GIVEN PROBLEM
Copy out the listing exactly.
=====
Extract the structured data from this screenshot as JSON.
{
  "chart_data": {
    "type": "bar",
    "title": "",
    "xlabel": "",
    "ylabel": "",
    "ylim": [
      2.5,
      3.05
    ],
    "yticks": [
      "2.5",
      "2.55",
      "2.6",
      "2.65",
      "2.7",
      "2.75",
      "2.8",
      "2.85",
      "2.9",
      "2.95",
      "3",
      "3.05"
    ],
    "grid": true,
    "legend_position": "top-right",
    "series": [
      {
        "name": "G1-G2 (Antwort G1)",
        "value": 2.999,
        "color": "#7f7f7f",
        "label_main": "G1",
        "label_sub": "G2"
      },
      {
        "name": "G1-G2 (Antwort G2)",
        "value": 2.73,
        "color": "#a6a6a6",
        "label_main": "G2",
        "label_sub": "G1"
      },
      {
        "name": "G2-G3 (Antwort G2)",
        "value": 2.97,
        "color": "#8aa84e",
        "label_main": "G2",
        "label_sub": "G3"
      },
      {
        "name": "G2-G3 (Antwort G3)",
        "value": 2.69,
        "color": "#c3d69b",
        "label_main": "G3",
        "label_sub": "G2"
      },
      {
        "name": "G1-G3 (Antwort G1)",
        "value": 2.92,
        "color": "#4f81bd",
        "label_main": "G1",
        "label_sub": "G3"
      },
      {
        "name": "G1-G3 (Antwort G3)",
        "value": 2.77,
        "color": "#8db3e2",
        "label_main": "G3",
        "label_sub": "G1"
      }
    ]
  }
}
=====
RESPONSE BELOW
Extract the structured data from this screenshot as JSON.
{
  "chart_data": {
    "type": "bar",
    "title": "",
    "xlabel": "",
    "ylabel": "",
    "ylim": [
      2.5,
      3.05
    ],
    "yticks": [
      "2.5",
      "2.55",
      "2.6",
      "2.65",
      "2.7",
      "2.75",
      "2.8",
      "2.85",
      "2.9",
      "2.95",
      "3",
      "3.05"
    ],
    "grid": true,
    "legend_position": "top-right",
    "series": [
      {
        "name": "G1-G2 (Antwort G1)",
        "value": 2.999,
        "color": "#7f7f7f",
        "label_main": "G1",
        "label_sub": "G2"
      },
      {
        "name": "G1-G2 (Antwort G2)",
        "value": 2.73,
        "color": "#a6a6a6",
        "label_main": "G2",
        "label_sub": "G1"
      },
      {
        "name": "G2-G3 (Antwort G2)",
        "value": 2.97,
        "color": "#8aa84e",
        "label_main": "G2",
        "label_sub": "G3"
      },
      {
        "name": "G2-G3 (Antwort G3)",
        "value": 2.69,
        "color": "#c3d69b",
        "label_main": "G3",
        "label_sub": "G2"
      },
      {
        "name": "G1-G3 (Antwort G1)",
        "value": 2.92,
        "color": "#4f81bd",
        "label_main": "G1",
        "label_sub": "G3"
      },
      {
        "name": "G1-G3 (Antwort G3)",
        "value": 2.77,
        "color": "#8db3e2",
        "label_main": "G3",
        "label_sub": "G1"
      }
    ]
  }
}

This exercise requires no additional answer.